Tally the lines that include the word "marker" and reply with nothing but the total.

== Provided entries

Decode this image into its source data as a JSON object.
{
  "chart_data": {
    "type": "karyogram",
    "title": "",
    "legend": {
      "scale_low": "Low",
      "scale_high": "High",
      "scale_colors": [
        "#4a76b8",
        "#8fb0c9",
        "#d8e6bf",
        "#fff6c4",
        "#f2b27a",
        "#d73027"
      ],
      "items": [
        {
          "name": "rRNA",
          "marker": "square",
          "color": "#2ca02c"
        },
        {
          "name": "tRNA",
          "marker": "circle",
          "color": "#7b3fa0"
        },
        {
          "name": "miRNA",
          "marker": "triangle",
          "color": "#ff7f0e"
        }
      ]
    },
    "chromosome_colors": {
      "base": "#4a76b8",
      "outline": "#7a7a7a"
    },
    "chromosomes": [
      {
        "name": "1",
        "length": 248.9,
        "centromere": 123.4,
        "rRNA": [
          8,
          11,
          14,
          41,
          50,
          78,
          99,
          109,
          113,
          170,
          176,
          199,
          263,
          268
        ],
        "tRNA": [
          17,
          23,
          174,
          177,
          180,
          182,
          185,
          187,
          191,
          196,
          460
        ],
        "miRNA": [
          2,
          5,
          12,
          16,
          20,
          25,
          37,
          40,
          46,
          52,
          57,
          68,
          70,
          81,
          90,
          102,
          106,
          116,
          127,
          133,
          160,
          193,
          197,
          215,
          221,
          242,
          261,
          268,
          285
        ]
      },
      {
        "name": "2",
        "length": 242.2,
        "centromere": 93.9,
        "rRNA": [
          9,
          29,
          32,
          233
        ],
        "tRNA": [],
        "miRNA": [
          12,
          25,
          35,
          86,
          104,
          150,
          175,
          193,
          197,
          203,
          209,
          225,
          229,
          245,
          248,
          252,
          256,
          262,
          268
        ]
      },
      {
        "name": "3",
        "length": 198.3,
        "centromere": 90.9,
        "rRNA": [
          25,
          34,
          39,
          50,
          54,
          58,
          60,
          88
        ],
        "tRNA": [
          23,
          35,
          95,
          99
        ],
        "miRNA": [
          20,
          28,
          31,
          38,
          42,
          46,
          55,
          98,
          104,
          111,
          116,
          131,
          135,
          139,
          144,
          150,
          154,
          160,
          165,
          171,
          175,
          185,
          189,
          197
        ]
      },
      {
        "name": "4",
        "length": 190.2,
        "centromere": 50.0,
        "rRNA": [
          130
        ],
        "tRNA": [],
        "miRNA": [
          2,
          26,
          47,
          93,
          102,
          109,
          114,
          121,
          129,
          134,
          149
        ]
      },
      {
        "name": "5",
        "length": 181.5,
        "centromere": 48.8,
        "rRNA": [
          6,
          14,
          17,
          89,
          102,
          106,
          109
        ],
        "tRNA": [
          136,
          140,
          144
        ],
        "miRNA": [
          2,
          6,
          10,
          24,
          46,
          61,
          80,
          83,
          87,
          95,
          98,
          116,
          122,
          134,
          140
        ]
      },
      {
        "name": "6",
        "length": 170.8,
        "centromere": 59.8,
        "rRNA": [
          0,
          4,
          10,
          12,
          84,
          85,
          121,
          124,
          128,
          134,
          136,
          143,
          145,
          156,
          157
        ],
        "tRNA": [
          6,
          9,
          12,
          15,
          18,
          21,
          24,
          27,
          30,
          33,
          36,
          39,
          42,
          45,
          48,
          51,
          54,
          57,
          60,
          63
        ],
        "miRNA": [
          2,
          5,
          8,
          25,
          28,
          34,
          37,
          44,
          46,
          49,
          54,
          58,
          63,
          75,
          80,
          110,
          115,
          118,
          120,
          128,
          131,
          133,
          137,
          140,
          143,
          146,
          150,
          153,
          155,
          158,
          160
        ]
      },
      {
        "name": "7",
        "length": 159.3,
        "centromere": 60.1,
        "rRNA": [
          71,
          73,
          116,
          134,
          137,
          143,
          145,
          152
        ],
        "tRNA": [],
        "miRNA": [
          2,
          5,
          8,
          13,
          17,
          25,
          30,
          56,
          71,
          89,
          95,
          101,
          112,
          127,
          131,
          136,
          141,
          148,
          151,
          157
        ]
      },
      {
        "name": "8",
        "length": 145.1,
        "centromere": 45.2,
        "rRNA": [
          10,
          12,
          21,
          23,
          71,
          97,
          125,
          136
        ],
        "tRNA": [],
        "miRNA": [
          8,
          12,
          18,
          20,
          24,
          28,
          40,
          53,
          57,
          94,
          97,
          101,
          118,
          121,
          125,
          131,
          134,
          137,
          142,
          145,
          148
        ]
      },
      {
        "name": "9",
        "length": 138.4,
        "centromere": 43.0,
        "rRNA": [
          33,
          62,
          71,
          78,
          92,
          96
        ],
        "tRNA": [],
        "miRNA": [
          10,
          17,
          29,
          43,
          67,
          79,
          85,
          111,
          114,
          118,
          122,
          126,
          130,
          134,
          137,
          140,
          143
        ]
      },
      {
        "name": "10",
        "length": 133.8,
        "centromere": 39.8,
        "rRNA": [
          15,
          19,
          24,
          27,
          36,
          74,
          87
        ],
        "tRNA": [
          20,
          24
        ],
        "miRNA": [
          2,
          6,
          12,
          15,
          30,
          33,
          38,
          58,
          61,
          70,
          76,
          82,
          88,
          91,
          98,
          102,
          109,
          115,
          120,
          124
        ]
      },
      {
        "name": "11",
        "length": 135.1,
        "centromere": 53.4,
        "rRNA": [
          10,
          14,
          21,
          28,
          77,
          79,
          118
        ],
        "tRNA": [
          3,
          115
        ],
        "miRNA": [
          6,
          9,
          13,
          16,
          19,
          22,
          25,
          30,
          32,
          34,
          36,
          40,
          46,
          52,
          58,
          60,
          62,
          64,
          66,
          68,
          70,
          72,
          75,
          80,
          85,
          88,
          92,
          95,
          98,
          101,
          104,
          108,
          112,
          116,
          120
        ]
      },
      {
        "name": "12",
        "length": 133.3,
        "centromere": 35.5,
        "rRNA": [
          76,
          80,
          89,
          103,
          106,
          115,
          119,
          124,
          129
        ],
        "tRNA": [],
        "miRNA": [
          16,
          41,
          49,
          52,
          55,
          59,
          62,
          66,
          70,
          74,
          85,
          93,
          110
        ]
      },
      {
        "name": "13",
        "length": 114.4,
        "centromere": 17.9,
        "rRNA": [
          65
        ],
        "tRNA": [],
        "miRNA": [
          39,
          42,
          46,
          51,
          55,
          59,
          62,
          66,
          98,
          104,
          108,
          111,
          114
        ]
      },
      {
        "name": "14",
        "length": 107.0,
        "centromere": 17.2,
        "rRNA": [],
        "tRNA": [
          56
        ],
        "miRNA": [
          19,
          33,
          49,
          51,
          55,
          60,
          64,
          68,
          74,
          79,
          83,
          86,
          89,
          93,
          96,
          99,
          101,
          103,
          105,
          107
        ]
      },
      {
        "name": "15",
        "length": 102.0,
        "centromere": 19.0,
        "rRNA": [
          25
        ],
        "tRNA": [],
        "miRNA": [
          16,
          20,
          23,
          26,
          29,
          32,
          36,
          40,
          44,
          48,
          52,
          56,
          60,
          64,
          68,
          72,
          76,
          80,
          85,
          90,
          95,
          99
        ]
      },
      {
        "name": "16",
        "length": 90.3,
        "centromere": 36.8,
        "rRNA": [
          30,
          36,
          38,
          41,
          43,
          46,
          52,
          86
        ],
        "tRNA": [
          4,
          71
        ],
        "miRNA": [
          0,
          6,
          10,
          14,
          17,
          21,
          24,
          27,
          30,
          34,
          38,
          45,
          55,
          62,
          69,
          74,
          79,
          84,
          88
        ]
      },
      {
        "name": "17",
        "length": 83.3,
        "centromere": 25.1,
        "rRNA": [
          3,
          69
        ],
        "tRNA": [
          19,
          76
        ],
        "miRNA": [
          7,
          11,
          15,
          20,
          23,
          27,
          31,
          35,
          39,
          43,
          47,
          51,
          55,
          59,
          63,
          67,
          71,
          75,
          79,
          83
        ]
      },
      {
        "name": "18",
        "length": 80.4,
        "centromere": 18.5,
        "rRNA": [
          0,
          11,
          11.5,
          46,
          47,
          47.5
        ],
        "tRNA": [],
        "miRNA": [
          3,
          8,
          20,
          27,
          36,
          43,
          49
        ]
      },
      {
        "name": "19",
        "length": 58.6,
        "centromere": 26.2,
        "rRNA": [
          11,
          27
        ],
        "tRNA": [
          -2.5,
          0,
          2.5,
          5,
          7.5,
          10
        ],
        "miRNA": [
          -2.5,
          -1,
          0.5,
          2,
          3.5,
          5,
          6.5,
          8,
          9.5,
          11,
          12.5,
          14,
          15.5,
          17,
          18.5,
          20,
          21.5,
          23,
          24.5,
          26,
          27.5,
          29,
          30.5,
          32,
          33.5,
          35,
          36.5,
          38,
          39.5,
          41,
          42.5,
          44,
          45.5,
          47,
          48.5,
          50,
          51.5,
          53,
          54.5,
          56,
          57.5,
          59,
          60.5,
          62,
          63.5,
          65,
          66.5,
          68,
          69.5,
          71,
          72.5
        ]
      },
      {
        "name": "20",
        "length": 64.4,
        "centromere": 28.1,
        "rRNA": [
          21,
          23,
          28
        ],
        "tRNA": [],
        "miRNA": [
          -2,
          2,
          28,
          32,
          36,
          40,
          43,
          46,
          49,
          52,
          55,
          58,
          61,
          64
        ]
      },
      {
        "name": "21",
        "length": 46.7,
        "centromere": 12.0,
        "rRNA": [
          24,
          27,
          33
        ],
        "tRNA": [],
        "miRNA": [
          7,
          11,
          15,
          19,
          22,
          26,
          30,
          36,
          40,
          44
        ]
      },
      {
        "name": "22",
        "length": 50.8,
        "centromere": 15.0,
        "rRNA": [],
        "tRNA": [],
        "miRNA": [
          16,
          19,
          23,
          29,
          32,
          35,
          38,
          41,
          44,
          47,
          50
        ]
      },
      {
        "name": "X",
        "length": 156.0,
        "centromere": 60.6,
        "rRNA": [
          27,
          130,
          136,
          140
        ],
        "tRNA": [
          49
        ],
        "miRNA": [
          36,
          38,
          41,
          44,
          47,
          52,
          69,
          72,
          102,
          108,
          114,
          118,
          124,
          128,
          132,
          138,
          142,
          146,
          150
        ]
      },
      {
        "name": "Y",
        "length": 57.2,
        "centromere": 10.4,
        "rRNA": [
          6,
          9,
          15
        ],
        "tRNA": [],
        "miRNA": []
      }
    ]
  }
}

====

## Solution for this task
3